**** DATA PROVIDED ****

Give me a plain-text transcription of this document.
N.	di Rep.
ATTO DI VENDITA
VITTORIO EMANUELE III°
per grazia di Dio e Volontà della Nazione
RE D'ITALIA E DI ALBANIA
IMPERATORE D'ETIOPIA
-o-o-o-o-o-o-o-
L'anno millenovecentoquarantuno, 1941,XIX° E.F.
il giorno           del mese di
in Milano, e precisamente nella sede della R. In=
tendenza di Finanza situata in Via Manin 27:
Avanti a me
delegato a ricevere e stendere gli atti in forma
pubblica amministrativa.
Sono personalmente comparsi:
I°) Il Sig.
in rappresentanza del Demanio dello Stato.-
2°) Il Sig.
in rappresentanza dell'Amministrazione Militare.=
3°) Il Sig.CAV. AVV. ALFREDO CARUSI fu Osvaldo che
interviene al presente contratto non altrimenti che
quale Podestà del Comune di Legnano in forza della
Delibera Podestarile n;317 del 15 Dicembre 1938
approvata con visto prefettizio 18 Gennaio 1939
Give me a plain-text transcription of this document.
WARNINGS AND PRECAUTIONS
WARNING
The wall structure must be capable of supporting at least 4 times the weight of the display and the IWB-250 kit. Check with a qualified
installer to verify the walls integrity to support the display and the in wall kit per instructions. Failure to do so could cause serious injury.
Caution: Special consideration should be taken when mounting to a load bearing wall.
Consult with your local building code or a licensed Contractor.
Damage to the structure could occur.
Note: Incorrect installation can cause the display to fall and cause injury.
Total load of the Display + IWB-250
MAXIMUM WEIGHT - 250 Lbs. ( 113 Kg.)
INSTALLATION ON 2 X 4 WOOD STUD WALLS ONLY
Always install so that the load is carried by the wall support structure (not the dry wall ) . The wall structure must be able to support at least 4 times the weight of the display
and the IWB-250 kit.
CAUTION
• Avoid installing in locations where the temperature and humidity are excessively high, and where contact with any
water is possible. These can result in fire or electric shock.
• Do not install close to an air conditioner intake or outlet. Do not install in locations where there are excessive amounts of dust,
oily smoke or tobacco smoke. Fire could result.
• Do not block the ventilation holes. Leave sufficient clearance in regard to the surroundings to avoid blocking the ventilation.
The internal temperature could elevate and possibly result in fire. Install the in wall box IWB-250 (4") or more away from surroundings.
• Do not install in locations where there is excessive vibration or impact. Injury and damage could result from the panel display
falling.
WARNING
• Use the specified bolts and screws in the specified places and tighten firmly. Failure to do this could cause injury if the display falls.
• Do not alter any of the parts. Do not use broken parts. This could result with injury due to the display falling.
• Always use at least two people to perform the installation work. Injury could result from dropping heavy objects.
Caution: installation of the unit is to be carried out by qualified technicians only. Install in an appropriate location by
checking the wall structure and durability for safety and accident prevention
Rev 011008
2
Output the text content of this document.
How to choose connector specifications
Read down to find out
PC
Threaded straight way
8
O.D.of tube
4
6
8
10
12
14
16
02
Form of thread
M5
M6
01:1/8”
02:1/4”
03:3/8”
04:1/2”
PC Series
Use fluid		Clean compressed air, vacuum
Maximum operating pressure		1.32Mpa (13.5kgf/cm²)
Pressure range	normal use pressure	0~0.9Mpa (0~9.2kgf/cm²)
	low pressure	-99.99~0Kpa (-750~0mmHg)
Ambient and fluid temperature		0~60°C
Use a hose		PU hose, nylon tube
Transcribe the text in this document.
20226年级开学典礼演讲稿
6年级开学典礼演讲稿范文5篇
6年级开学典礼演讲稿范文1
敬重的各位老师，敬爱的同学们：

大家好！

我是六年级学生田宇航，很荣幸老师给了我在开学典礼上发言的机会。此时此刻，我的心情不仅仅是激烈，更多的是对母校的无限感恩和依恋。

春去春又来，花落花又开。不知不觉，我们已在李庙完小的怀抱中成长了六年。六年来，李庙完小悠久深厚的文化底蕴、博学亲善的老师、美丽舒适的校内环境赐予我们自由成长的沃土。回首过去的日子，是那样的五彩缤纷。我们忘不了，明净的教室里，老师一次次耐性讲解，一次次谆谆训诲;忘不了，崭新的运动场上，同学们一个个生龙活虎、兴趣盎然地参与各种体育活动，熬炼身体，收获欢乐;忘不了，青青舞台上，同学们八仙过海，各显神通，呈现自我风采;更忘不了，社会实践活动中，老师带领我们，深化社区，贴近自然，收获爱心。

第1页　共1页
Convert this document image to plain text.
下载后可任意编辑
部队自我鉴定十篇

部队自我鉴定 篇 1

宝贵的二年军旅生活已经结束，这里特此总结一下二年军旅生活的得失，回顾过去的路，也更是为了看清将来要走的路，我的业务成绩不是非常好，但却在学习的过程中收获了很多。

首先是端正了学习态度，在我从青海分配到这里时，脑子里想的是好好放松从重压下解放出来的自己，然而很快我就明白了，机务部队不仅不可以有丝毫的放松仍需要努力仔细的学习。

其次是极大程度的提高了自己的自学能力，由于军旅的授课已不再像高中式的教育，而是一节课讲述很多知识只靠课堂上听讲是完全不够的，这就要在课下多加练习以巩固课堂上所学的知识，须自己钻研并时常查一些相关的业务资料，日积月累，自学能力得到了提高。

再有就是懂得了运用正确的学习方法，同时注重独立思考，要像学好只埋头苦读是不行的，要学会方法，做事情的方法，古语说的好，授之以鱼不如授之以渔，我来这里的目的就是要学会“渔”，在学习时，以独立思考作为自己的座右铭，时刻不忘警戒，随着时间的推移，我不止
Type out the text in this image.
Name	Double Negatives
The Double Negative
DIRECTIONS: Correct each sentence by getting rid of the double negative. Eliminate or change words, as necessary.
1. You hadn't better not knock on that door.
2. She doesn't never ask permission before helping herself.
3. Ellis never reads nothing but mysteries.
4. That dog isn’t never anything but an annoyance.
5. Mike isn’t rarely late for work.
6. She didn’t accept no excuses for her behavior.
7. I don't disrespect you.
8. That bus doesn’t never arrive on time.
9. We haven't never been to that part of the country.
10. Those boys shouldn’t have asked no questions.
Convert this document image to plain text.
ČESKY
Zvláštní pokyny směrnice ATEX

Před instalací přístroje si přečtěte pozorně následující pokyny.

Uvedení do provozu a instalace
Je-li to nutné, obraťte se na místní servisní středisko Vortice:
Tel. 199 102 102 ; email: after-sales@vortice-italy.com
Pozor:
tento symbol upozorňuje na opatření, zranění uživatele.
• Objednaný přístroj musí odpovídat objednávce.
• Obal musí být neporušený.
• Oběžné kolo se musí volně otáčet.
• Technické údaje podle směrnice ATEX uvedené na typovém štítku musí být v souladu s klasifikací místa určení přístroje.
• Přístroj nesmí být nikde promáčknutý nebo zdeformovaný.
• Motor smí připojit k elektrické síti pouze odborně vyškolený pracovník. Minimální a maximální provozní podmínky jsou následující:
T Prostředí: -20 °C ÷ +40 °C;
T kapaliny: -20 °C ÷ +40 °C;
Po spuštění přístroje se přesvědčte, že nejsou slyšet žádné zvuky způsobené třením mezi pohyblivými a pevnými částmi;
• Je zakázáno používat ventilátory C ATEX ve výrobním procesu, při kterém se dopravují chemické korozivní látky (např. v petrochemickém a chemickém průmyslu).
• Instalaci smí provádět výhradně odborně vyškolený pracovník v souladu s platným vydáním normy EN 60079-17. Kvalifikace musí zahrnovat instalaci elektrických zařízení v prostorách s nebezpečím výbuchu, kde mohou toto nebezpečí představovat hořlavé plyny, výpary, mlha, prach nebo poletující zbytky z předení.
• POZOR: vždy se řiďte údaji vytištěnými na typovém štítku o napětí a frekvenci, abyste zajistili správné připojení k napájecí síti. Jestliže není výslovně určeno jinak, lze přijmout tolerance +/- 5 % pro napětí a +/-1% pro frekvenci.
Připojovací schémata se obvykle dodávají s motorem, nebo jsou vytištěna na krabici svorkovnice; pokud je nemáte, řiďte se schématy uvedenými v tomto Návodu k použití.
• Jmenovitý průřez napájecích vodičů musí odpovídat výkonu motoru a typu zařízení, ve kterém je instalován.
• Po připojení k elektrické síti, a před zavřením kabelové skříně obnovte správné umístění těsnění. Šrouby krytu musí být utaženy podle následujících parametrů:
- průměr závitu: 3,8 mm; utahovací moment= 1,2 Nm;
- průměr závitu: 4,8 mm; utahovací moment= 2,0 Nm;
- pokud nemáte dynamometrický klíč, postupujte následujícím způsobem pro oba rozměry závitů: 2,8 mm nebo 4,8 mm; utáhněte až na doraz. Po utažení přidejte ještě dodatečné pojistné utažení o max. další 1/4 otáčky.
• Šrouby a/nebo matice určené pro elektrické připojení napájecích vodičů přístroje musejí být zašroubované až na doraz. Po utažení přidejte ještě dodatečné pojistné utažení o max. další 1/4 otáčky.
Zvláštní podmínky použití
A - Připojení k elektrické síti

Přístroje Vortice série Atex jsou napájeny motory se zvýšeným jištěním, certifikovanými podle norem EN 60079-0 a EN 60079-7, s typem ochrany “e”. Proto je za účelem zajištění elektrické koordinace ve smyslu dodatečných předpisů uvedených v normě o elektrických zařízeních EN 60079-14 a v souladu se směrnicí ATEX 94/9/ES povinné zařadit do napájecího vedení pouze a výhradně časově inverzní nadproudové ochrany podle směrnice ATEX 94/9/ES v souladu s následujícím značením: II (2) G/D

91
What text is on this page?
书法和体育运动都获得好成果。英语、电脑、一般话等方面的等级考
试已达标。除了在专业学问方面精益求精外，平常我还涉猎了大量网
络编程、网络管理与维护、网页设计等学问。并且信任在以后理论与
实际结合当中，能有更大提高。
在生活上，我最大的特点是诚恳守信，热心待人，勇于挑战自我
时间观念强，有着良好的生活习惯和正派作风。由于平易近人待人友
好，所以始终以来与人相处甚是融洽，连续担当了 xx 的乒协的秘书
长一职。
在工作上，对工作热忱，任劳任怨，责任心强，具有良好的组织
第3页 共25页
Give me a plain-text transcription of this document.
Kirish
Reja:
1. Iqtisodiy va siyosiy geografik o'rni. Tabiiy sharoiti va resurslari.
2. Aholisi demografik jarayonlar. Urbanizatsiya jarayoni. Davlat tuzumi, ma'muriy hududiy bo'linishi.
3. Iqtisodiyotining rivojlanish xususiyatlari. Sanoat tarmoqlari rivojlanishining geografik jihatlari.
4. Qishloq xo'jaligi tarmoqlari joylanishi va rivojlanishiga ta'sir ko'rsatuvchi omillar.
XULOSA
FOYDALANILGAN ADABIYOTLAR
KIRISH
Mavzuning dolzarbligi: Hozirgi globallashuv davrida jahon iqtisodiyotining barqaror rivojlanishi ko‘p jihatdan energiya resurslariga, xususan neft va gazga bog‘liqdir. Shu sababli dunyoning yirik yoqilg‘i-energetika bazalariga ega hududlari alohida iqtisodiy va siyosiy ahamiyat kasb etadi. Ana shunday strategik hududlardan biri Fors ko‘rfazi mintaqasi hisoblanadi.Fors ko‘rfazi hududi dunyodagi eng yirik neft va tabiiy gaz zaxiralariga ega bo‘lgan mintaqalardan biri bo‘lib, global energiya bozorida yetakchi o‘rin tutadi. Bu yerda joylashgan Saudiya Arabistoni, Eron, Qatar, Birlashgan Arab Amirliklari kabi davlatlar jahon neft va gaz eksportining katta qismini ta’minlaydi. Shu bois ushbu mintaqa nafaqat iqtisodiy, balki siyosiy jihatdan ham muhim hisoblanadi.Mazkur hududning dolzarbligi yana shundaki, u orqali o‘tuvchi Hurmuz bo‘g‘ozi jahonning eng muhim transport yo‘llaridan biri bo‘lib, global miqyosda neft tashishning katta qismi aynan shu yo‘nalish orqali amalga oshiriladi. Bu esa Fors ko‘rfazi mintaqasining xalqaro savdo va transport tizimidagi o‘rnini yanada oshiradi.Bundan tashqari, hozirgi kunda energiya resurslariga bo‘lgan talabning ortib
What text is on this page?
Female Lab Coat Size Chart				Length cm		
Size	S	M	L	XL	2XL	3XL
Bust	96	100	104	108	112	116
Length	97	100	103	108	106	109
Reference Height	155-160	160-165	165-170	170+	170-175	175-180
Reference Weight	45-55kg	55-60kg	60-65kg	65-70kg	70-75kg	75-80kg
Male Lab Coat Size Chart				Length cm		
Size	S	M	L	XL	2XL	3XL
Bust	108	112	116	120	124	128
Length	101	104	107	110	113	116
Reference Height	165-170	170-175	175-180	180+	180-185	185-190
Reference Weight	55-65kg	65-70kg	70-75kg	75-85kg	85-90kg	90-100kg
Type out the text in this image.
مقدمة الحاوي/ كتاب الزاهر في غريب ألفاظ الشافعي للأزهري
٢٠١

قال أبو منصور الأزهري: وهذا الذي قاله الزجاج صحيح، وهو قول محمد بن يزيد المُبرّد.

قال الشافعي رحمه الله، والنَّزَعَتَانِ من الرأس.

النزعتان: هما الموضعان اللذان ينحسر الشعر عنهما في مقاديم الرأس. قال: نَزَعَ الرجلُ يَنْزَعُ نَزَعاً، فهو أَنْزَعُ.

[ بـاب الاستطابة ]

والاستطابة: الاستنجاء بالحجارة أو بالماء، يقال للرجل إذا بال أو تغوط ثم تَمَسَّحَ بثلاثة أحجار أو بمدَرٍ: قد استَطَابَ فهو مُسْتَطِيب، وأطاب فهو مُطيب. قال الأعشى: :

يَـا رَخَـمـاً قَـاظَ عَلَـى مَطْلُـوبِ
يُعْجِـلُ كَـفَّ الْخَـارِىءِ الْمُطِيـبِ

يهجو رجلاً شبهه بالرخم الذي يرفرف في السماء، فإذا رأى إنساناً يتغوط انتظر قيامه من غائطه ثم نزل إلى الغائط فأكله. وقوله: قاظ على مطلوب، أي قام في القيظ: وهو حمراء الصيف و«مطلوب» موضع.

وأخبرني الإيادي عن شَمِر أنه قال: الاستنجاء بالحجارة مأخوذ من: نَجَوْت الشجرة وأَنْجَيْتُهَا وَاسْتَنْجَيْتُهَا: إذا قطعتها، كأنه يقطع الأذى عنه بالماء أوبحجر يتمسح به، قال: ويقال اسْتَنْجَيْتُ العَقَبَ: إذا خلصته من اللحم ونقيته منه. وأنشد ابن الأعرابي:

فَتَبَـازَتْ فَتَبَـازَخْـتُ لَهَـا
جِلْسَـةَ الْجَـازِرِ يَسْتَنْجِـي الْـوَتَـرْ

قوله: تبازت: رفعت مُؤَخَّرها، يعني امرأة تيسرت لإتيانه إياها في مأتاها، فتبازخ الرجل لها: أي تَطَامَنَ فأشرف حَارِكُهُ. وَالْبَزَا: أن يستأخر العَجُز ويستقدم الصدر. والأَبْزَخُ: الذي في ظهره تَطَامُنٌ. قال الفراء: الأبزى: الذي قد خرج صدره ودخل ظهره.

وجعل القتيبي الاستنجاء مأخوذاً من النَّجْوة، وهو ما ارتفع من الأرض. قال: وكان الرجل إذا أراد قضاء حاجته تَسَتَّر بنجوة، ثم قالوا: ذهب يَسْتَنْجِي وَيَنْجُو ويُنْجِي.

****

Gather up the lines containing the word "falling" from these records and copy them.

falling.
• Do not alter any of the parts. Do not use broken parts. This could result with injury due to the display falling.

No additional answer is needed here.